▶ **Stated task**: Could you extract every entry below and reproduce it exactly?

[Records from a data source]
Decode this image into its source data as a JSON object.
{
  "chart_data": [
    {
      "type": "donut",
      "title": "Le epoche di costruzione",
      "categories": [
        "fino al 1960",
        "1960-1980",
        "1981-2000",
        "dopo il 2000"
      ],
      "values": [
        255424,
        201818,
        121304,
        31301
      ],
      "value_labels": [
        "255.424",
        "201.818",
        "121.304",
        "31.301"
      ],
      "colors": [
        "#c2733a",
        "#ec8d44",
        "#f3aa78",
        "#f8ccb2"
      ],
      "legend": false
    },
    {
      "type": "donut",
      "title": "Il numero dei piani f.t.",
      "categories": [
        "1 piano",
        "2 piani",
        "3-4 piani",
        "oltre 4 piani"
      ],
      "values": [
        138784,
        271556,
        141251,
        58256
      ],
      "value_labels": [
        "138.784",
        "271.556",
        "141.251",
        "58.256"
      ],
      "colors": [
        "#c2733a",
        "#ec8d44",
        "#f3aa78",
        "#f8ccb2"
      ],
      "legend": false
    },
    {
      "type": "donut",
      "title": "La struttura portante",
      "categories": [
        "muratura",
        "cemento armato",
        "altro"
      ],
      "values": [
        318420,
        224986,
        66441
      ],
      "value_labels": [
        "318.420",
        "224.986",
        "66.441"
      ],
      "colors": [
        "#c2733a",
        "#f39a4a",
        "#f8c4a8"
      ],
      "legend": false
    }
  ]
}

▶ **Finished answer**:
Decode this image into its source data as a JSON object.
{
  "chart_data": [
    {
      "type": "donut",
      "title": "Le epoche di costruzione",
      "categories": [
        "fino al 1960",
        "1960-1980",
        "1981-2000",
        "dopo il 2000"
      ],
      "values": [
        255424,
        201818,
        121304,
        31301
      ],
      "value_labels": [
        "255.424",
        "201.818",
        "121.304",
        "31.301"
      ],
      "colors": [
        "#c2733a",
        "#ec8d44",
        "#f3aa78",
        "#f8ccb2"
      ],
      "legend": false
    },
    {
      "type": "donut",
      "title": "Il numero dei piani f.t.",
      "categories": [
        "1 piano",
        "2 piani",
        "3-4 piani",
        "oltre 4 piani"
      ],
      "values": [
        138784,
        271556,
        141251,
        58256
      ],
      "value_labels": [
        "138.784",
        "271.556",
        "141.251",
        "58.256"
      ],
      "colors": [
        "#c2733a",
        "#ec8d44",
        "#f3aa78",
        "#f8ccb2"
      ],
      "legend": false
    },
    {
      "type": "donut",
      "title": "La struttura portante",
      "categories": [
        "muratura",
        "cemento armato",
        "altro"
      ],
      "values": [
        318420,
        224986,
        66441
      ],
      "value_labels": [
        "318.420",
        "224.986",
        "66.441"
      ],
      "colors": [
        "#c2733a",
        "#f39a4a",
        "#f8c4a8"
      ],
      "legend": false
    }
  ]
}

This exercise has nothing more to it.